• **Task statement**: Write out the full set of records below exactly.

• **Extracted material**:
::::::::
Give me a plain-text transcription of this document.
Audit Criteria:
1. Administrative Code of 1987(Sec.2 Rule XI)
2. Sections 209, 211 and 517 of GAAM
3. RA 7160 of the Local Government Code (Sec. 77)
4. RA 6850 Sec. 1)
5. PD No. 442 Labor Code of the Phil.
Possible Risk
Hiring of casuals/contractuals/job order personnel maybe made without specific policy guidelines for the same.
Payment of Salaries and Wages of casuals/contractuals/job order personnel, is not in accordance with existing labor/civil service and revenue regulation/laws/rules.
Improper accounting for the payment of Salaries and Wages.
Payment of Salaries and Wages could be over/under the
::::::::
• **Reply**:
Give me a plain-text transcription of this document.
Audit Criteria:
1. Administrative Code of 1987(Sec.2 Rule XI)
2. Sections 209, 211 and 517 of GAAM
3. RA 7160 of the Local Government Code (Sec. 77)
4. RA 6850 Sec. 1)
5. PD No. 442 Labor Code of the Phil.
Possible Risk
Hiring of casuals/contractuals/job order personnel maybe made without specific policy guidelines for the same.
Payment of Salaries and Wages of casuals/contractuals/job order personnel, is not in accordance with existing labor/civil service and revenue regulation/laws/rules.
Improper accounting for the payment of Salaries and Wages.
Payment of Salaries and Wages could be over/under the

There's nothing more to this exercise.